Instructions for the task
Below is a listing; write it out exactly and drop any images from it.

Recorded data

* START *

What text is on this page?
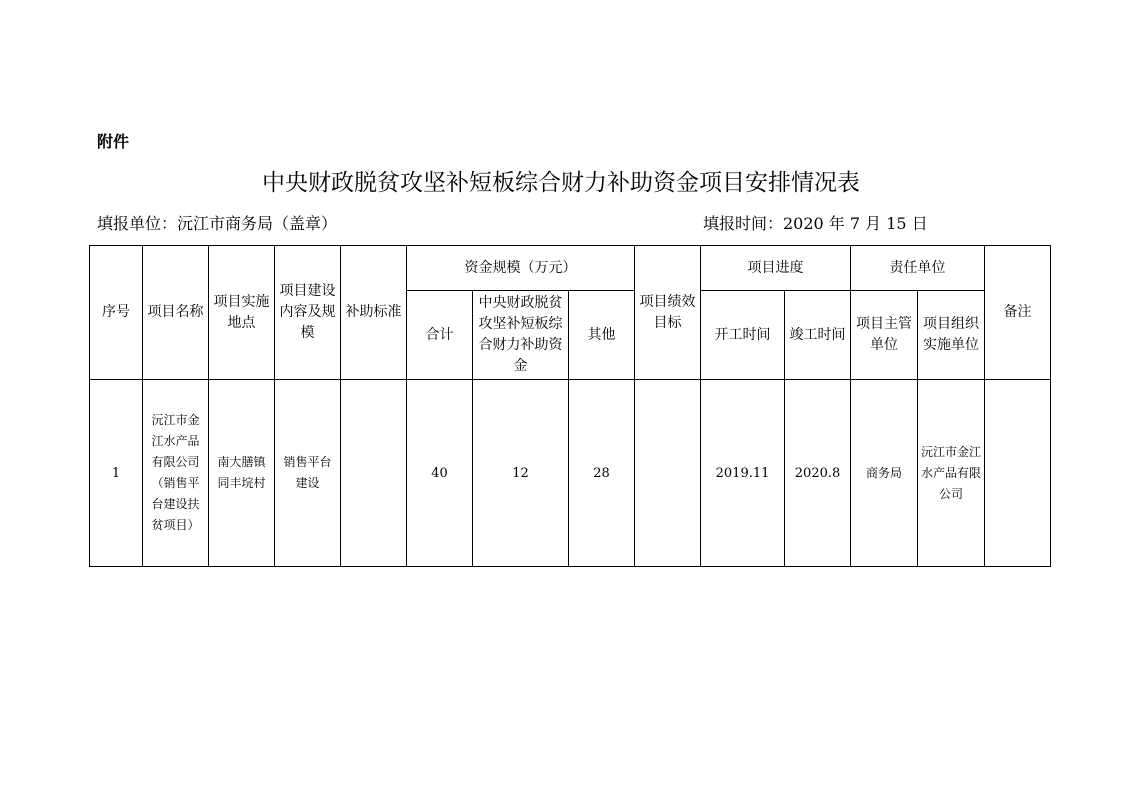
附件
中央财政脱贫攻坚补短板综合财力补助资金项目安排情况表
填报单位：沅江市商务局（盖章）	填报时间：2020 年 7 月 15 日
序号	项目名称	项目实施地点	项目建设内容及规模	补助标准	资金规模（万元）			项目绩效目标	项目进度		责任单位		备注
					合计	中央财政脱贫攻坚补短板综合财力补助资金	其他		开工时间	竣工时间	项目主管单位	项目组织实施单位	
1	沅江市金江水产品有限公司（销售平台建设扶贫项目）	南大膳镇同丰垸村	销售平台建设		40	12	28		2019.11	2020.8	商务局	沅江市金江水产品有限公司	
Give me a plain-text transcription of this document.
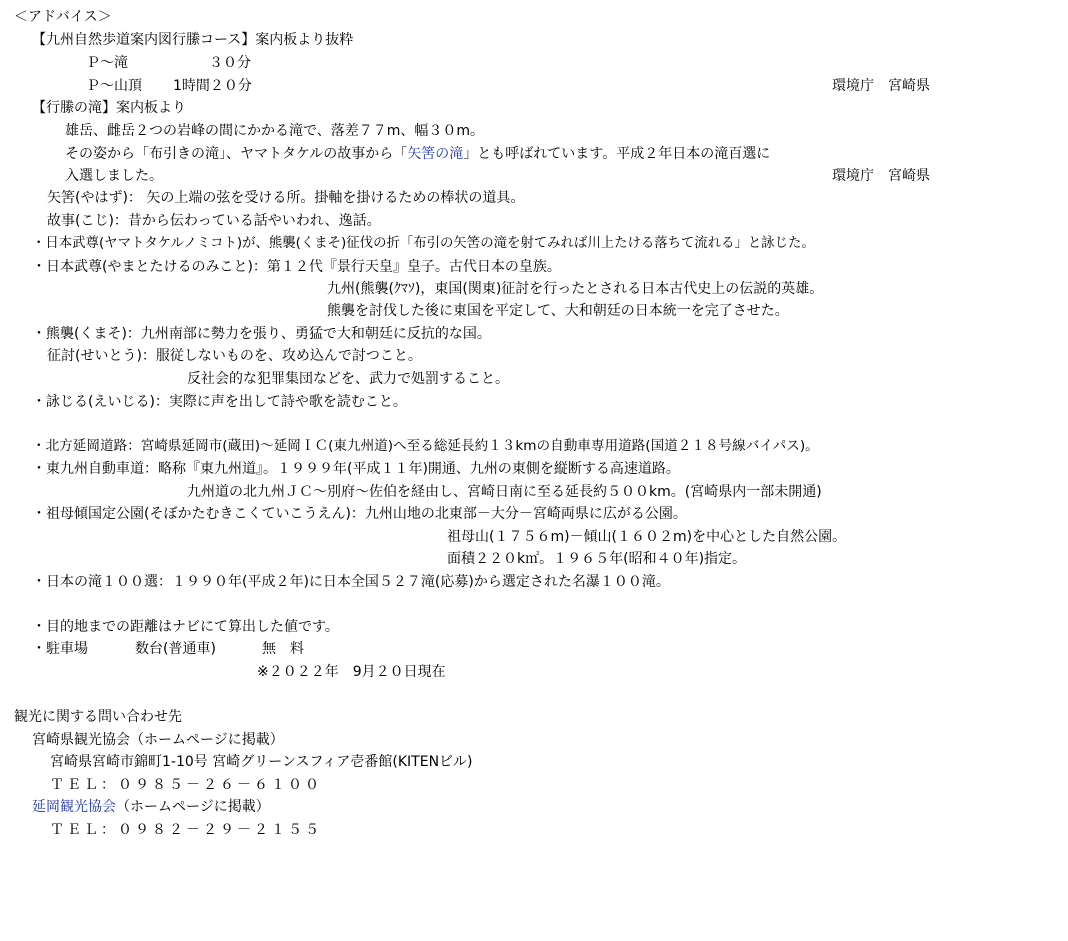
＜アドバイス＞
【九州自然歩道案内図行縢コース】案内板より抜粋
Ｐ～滝	３０分
Ｐ～山頂 1時間２０分	環境庁　宮崎県
【行縢の滝】案内板より
雄岳、雌岳２つの岩峰の間にかかる滝で、落差７７m、幅３０m。
その姿から「布引きの滝」、ヤマトタケルの故事から「矢筈の滝」とも呼ばれています。平成２年日本の滝百選に
入選しました。	環境庁　宮崎県
矢筈(やはず)： 矢の上端の弦を受ける所。掛軸を掛けるための棒状の道具。
故事(こじ)：昔から伝わっている話やいわれ、逸話。
・日本武尊(ヤマトタケルノミコト)が、熊襲(くまそ)征伐の折「布引の矢筈の滝を射てみれば川上たける落ちて流れる」と詠じた。
・日本武尊(やまとたけるのみこと)：第１２代『景行天皇』皇子。古代日本の皇族。
九州(熊襲(ｸﾏｿ)，東国(関東)征討を行ったとされる日本古代史上の伝説的英雄。
熊襲を討伐した後に東国を平定して、大和朝廷の日本統一を完了させた。
・熊襲(くまそ)：九州南部に勢力を張り、勇猛で大和朝廷に反抗的な国。
征討(せいとう)：服従しないものを、攻め込んで討つこと。
反社会的な犯罪集団などを、武力で処罰すること。
・詠じる(えいじる)：実際に声を出して詩や歌を読むこと。
・北方延岡道路：宮崎県延岡市(蔵田)～延岡ＩＣ(東九州道)へ至る総延長約１３kmの自動車専用道路(国道２１８号線バイパス)。
・東九州自動車道：略称『東九州道』。１９９９年(平成１１年)開通、九州の東側を縦断する高速道路。
九州道の北九州ＪＣ～別府～佐伯を経由し、宮崎日南に至る延長約５００km。(宮崎県内一部未開通)
・祖母傾国定公園(そぼかたむきこくていこうえん)：九州山地の北東部－大分－宮崎両県に広がる公園。
祖母山(１７５６m)－傾山(１６０２m)を中心とした自然公園。
面積２２０k㎡。１９６５年(昭和４０年)指定。
・日本の滝１００選：１９９０年(平成２年)に日本全国５２７滝(応募)から選定された名瀑１００滝。
・目的地までの距離はナビにて算出した値です。
・駐車場	数台(普通車)	無　料
※２０２２年　9月２０日現在
観光に関する問い合わせ先
宮崎県観光協会（ホームページに掲載）
宮崎県宮崎市錦町1-10号 宮崎グリーンスフィア壱番館(KITENビル)
ＴＥＬ：０９８５－２６－６１００
延岡観光協会（ホームページに掲載）
ＴＥＬ：０９８２－２９－２１５５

* END *

Correct result
What text is on this page?
附件
中央财政脱贫攻坚补短板综合财力补助资金项目安排情况表
填报单位：沅江市商务局（盖章）	填报时间：2020 年 7 月 15 日
序号	项目名称	项目实施地点	项目建设内容及规模	补助标准	资金规模（万元）			项目绩效目标	项目进度		责任单位		备注
					合计	中央财政脱贫攻坚补短板综合财力补助资金	其他		开工时间	竣工时间	项目主管单位	项目组织实施单位	
1	沅江市金江水产品有限公司（销售平台建设扶贫项目）	南大膳镇同丰垸村	销售平台建设		40	12	28		2019.11	2020.8	商务局	沅江市金江水产品有限公司	
Give me a plain-text transcription of this document.
＜アドバイス＞
【九州自然歩道案内図行縢コース】案内板より抜粋
Ｐ～滝	３０分
Ｐ～山頂 1時間２０分	環境庁　宮崎県
【行縢の滝】案内板より
雄岳、雌岳２つの岩峰の間にかかる滝で、落差７７m、幅３０m。
その姿から「布引きの滝」、ヤマトタケルの故事から「矢筈の滝」とも呼ばれています。平成２年日本の滝百選に
入選しました。	環境庁　宮崎県
矢筈(やはず)： 矢の上端の弦を受ける所。掛軸を掛けるための棒状の道具。
故事(こじ)：昔から伝わっている話やいわれ、逸話。
・日本武尊(ヤマトタケルノミコト)が、熊襲(くまそ)征伐の折「布引の矢筈の滝を射てみれば川上たける落ちて流れる」と詠じた。
・日本武尊(やまとたけるのみこと)：第１２代『景行天皇』皇子。古代日本の皇族。
九州(熊襲(ｸﾏｿ)，東国(関東)征討を行ったとされる日本古代史上の伝説的英雄。
熊襲を討伐した後に東国を平定して、大和朝廷の日本統一を完了させた。
・熊襲(くまそ)：九州南部に勢力を張り、勇猛で大和朝廷に反抗的な国。
征討(せいとう)：服従しないものを、攻め込んで討つこと。
反社会的な犯罪集団などを、武力で処罰すること。
・詠じる(えいじる)：実際に声を出して詩や歌を読むこと。
・北方延岡道路：宮崎県延岡市(蔵田)～延岡ＩＣ(東九州道)へ至る総延長約１３kmの自動車専用道路(国道２１８号線バイパス)。
・東九州自動車道：略称『東九州道』。１９９９年(平成１１年)開通、九州の東側を縦断する高速道路。
九州道の北九州ＪＣ～別府～佐伯を経由し、宮崎日南に至る延長約５００km。(宮崎県内一部未開通)
・祖母傾国定公園(そぼかたむきこくていこうえん)：九州山地の北東部－大分－宮崎両県に広がる公園。
祖母山(１７５６m)－傾山(１６０２m)を中心とした自然公園。
面積２２０k㎡。１９６５年(昭和４０年)指定。
・日本の滝１００選：１９９０年(平成２年)に日本全国５２７滝(応募)から選定された名瀑１００滝。
・目的地までの距離はナビにて算出した値です。
・駐車場	数台(普通車)	無　料
※２０２２年　9月２０日現在
観光に関する問い合わせ先
宮崎県観光協会（ホームページに掲載）
宮崎県宮崎市錦町1-10号 宮崎グリーンスフィア壱番館(KITENビル)
ＴＥＬ：０９８５－２６－６１００
延岡観光協会（ホームページに掲載）
ＴＥＬ：０９８２－２９－２１５５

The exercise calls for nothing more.